%%
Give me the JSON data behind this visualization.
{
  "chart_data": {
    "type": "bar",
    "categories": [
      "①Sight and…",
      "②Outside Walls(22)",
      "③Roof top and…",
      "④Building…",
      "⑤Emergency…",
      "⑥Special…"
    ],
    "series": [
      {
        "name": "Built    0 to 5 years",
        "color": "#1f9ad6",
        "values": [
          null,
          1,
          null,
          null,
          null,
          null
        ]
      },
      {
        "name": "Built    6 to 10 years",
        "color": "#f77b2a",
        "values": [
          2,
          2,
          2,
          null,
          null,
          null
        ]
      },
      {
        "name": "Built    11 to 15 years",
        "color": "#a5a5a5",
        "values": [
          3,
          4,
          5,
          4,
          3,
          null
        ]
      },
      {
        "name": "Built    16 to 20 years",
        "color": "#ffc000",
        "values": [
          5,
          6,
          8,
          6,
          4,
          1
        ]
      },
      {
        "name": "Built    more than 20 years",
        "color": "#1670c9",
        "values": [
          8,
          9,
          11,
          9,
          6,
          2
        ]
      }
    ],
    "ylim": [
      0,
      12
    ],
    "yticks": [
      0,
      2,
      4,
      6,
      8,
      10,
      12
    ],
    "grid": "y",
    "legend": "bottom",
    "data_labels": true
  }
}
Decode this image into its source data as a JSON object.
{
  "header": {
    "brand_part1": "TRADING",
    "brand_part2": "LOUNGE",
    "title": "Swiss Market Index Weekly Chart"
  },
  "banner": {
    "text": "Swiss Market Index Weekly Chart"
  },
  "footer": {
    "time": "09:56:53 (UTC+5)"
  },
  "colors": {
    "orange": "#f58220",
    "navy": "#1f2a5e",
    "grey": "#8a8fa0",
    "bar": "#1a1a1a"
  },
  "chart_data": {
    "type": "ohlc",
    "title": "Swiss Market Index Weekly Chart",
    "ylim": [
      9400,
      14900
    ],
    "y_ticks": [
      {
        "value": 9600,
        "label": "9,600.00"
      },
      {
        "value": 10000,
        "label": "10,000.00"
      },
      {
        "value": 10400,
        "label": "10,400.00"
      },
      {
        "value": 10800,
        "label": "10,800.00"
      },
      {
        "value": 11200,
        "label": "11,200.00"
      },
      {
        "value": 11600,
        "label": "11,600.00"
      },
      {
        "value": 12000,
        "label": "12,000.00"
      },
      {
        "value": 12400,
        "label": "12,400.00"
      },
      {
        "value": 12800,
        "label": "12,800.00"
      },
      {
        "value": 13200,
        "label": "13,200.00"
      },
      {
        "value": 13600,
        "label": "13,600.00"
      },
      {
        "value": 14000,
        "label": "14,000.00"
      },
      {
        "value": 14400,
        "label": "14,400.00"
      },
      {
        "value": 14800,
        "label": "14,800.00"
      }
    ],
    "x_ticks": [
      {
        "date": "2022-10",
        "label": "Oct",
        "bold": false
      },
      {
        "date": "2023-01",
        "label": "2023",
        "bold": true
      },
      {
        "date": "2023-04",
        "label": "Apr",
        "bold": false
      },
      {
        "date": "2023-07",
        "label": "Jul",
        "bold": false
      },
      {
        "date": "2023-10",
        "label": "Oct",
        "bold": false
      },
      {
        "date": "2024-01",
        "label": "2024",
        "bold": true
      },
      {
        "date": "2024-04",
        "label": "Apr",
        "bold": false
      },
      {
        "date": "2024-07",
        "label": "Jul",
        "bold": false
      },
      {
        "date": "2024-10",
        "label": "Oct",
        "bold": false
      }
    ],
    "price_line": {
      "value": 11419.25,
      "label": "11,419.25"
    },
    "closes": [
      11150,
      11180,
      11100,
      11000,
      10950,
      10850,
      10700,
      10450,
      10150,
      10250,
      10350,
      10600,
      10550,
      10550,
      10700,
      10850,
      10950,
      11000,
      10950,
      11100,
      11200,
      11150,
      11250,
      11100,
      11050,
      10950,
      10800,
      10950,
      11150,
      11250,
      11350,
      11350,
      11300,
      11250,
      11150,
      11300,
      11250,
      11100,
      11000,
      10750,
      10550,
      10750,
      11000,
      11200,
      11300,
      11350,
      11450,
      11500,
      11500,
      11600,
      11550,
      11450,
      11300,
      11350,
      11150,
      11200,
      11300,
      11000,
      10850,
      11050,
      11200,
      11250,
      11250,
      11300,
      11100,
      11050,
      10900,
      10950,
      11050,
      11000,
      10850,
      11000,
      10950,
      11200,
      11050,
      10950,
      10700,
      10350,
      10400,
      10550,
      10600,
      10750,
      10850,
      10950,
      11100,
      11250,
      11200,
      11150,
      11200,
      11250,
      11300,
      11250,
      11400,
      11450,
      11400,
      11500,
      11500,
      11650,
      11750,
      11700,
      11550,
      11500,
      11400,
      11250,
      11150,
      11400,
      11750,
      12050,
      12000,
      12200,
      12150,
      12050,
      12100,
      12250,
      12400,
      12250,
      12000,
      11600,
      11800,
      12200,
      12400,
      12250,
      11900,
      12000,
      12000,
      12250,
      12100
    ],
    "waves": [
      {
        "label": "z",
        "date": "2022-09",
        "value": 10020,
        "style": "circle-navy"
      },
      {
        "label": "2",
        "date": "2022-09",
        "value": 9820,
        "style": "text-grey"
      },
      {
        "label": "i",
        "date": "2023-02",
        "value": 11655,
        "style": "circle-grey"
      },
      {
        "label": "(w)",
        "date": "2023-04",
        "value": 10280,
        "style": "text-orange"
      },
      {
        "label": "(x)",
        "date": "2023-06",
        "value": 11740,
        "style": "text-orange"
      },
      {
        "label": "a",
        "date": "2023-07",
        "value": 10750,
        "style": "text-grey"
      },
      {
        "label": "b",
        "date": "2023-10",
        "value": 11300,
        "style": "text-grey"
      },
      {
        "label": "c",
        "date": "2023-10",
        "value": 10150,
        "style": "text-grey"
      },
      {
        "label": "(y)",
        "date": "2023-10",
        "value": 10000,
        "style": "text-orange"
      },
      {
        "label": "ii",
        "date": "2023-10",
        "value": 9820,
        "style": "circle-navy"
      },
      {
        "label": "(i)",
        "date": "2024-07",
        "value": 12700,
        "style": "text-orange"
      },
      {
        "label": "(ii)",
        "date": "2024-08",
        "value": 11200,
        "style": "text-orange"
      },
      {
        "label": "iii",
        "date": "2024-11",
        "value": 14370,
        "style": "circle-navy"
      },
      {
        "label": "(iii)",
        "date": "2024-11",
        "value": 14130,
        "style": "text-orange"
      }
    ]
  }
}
%%
§ WORK REQUIRED: Read the entries and show each line that mentions "Index".

§ RESPONSE:
    "title": "Swiss Market Index Weekly Chart"
    "text": "Swiss Market Index Weekly Chart"
    "title": "Swiss Market Index Weekly Chart",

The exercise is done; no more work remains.